**** DATASET ENTRIES
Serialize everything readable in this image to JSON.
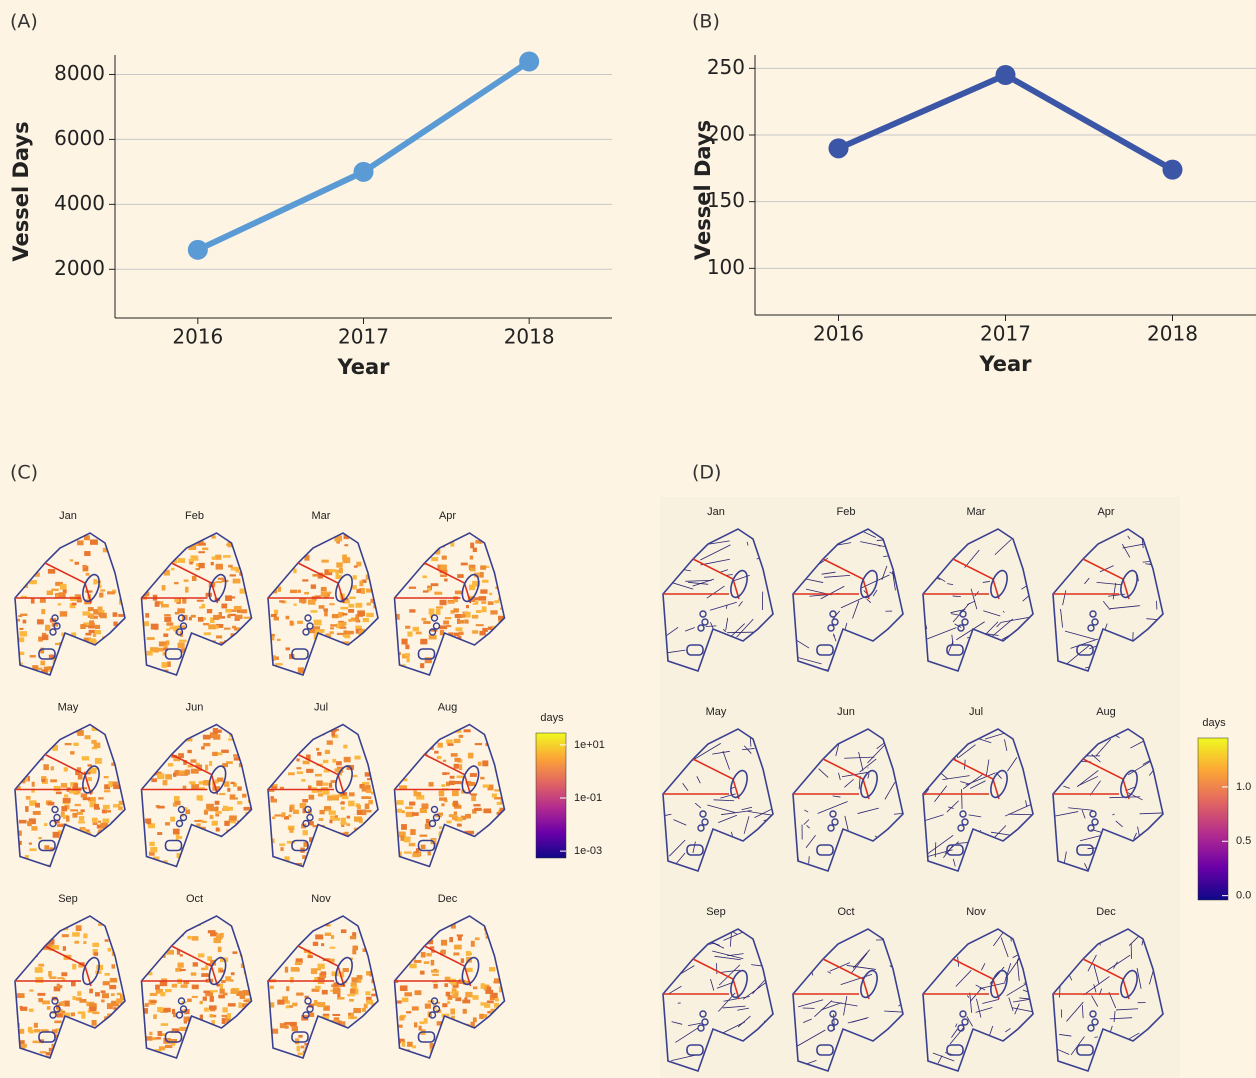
{
  "chart_data": [
    {
      "type": "line",
      "panel": "(A)",
      "x_label": "Year",
      "y_label": "Vessel Days",
      "categories": [
        "2016",
        "2017",
        "2018"
      ],
      "series": [
        {
          "color": "#5b9bd5",
          "values": [
            2600,
            5000,
            8400
          ]
        }
      ],
      "ylim": [
        500,
        8600
      ],
      "yticks": [
        2000,
        4000,
        6000,
        8000
      ],
      "grid": true
    },
    {
      "type": "line",
      "panel": "(B)",
      "x_label": "Year",
      "y_label": "Vessel Days",
      "categories": [
        "2016",
        "2017",
        "2018"
      ],
      "series": [
        {
          "color": "#3b56a6",
          "values": [
            190,
            245,
            174
          ]
        }
      ],
      "ylim": [
        65,
        260
      ],
      "yticks": [
        100,
        150,
        200,
        250
      ],
      "grid": true
    },
    {
      "type": "map",
      "panel": "(C)",
      "style": "heat",
      "categories": [
        "Jan",
        "Feb",
        "Mar",
        "Apr",
        "May",
        "Jun",
        "Jul",
        "Aug",
        "Sep",
        "Oct",
        "Nov",
        "Dec"
      ],
      "colorbar": {
        "title": "days",
        "log": true,
        "ylim": [
          0.00055,
          28
        ],
        "yticks": [
          {
            "value": 10,
            "label": "1e+01"
          },
          {
            "value": 0.1,
            "label": "1e-01"
          },
          {
            "value": 0.001,
            "label": "1e-03"
          }
        ],
        "colors": [
          "#0d0887",
          "#6a00a8",
          "#b12a90",
          "#e16462",
          "#fca636",
          "#f0f921"
        ]
      }
    },
    {
      "type": "map",
      "panel": "(D)",
      "style": "tracks",
      "categories": [
        "Jan",
        "Feb",
        "Mar",
        "Apr",
        "May",
        "Jun",
        "Jul",
        "Aug",
        "Sep",
        "Oct",
        "Nov",
        "Dec"
      ],
      "colorbar": {
        "title": "days",
        "log": false,
        "ylim": [
          -0.04,
          1.45
        ],
        "yticks": [
          {
            "value": 1,
            "label": "1.0"
          },
          0.5,
          {
            "value": 0,
            "label": "0.0"
          }
        ],
        "colors": [
          "#0d0887",
          "#6a00a8",
          "#b12a90",
          "#e16462",
          "#fca636",
          "#f0f921"
        ]
      }
    }
  ]
}
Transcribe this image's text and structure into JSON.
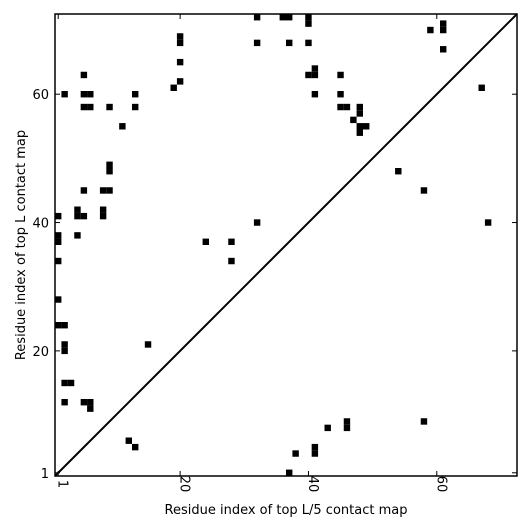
{
  "chart_data": {
    "type": "scatter",
    "title": "",
    "xlabel": "Residue index of top L/5 contact map",
    "ylabel": "Residue index of top L contact map",
    "xlim": [
      0.5,
      72.5
    ],
    "ylim": [
      0.5,
      72.5
    ],
    "xticks": [
      1,
      20,
      40,
      60
    ],
    "yticks": [
      1,
      20,
      40,
      60
    ],
    "grid": false,
    "legend": "none",
    "marker": "square",
    "marker_color": "#000000",
    "diagonal_line": true,
    "points_upper_top_L": [
      [
        32,
        72
      ],
      [
        36,
        72
      ],
      [
        37,
        72
      ],
      [
        40,
        72
      ],
      [
        40,
        71
      ],
      [
        61,
        71
      ],
      [
        61,
        70
      ],
      [
        59,
        70
      ],
      [
        20,
        69
      ],
      [
        20,
        68
      ],
      [
        32,
        68
      ],
      [
        37,
        68
      ],
      [
        40,
        68
      ],
      [
        61,
        67
      ],
      [
        20,
        65
      ],
      [
        5,
        63
      ],
      [
        40,
        63
      ],
      [
        41,
        64
      ],
      [
        41,
        63
      ],
      [
        45,
        63
      ],
      [
        20,
        62
      ],
      [
        19,
        61
      ],
      [
        67,
        61
      ],
      [
        2,
        60
      ],
      [
        5,
        60
      ],
      [
        6,
        60
      ],
      [
        13,
        60
      ],
      [
        41,
        60
      ],
      [
        45,
        60
      ],
      [
        5,
        58
      ],
      [
        6,
        58
      ],
      [
        9,
        58
      ],
      [
        13,
        58
      ],
      [
        45,
        58
      ],
      [
        46,
        58
      ],
      [
        48,
        58
      ],
      [
        48,
        57
      ],
      [
        47,
        56
      ],
      [
        48,
        55
      ],
      [
        49,
        55
      ],
      [
        48,
        54
      ],
      [
        11,
        55
      ],
      [
        9,
        49
      ],
      [
        9,
        48
      ],
      [
        54,
        48
      ],
      [
        5,
        45
      ],
      [
        8,
        45
      ],
      [
        9,
        45
      ],
      [
        58,
        45
      ],
      [
        4,
        42
      ],
      [
        4,
        41
      ],
      [
        5,
        41
      ],
      [
        8,
        42
      ],
      [
        8,
        41
      ],
      [
        1,
        41
      ],
      [
        32,
        40
      ],
      [
        68,
        40
      ],
      [
        1,
        38
      ],
      [
        1,
        37
      ],
      [
        4,
        38
      ],
      [
        24,
        37
      ],
      [
        28,
        37
      ],
      [
        1,
        34
      ],
      [
        28,
        34
      ],
      [
        1,
        28
      ],
      [
        1,
        24
      ],
      [
        2,
        24
      ],
      [
        2,
        21
      ],
      [
        2,
        20
      ],
      [
        15,
        21
      ],
      [
        2,
        15
      ],
      [
        3,
        15
      ],
      [
        2,
        12
      ],
      [
        5,
        12
      ],
      [
        6,
        12
      ],
      [
        6,
        11
      ]
    ],
    "points_lower_top_L5": [
      [
        43,
        8
      ],
      [
        46,
        9
      ],
      [
        46,
        8
      ],
      [
        58,
        9
      ],
      [
        41,
        5
      ],
      [
        41,
        4
      ],
      [
        38,
        4
      ],
      [
        12,
        6
      ],
      [
        13,
        5
      ],
      [
        37,
        1
      ]
    ]
  }
}
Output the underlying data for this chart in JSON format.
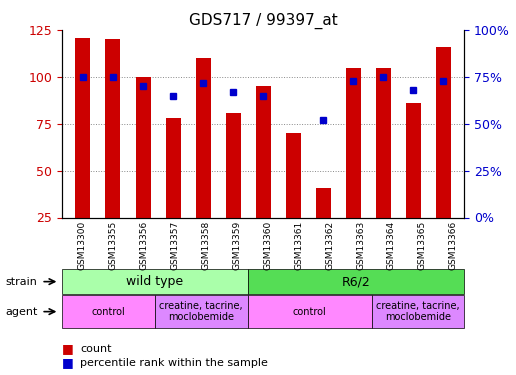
{
  "title": "GDS717 / 99397_at",
  "samples": [
    "GSM13300",
    "GSM13355",
    "GSM13356",
    "GSM13357",
    "GSM13358",
    "GSM13359",
    "GSM13360",
    "GSM13361",
    "GSM13362",
    "GSM13363",
    "GSM13364",
    "GSM13365",
    "GSM13366"
  ],
  "counts": [
    121,
    120,
    100,
    78,
    110,
    81,
    95,
    70,
    41,
    105,
    105,
    86,
    116
  ],
  "percentiles": [
    75,
    75,
    70,
    65,
    72,
    67,
    65,
    null,
    52,
    73,
    75,
    68,
    73
  ],
  "ylim_left": [
    25,
    125
  ],
  "ylim_right": [
    0,
    100
  ],
  "yticks_left": [
    25,
    50,
    75,
    100,
    125
  ],
  "yticks_right": [
    0,
    25,
    50,
    75,
    100
  ],
  "bar_color": "#cc0000",
  "dot_color": "#0000cc",
  "bar_width": 0.5,
  "strain_groups": [
    {
      "label": "wild type",
      "start": 0,
      "end": 6,
      "color": "#aaffaa"
    },
    {
      "label": "R6/2",
      "start": 6,
      "end": 13,
      "color": "#55dd55"
    }
  ],
  "agent_groups": [
    {
      "label": "control",
      "start": 0,
      "end": 3,
      "color": "#ff88ff"
    },
    {
      "label": "creatine, tacrine,\nmoclobemide",
      "start": 3,
      "end": 6,
      "color": "#dd88ff"
    },
    {
      "label": "control",
      "start": 6,
      "end": 10,
      "color": "#ff88ff"
    },
    {
      "label": "creatine, tacrine,\nmoclobemide",
      "start": 10,
      "end": 13,
      "color": "#dd88ff"
    }
  ],
  "background_color": "#ffffff",
  "grid_color": "#888888",
  "tick_label_color_left": "#cc0000",
  "tick_label_color_right": "#0000cc"
}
********
- [BRIEF]:
Pull every line containing "this" from the data.

- [FULL OUTPUT]:
Serialize everything readable in this image to JSON.
Transcribe this image's text and structure into JSON.
Output the underlying data for this chart in JSON format.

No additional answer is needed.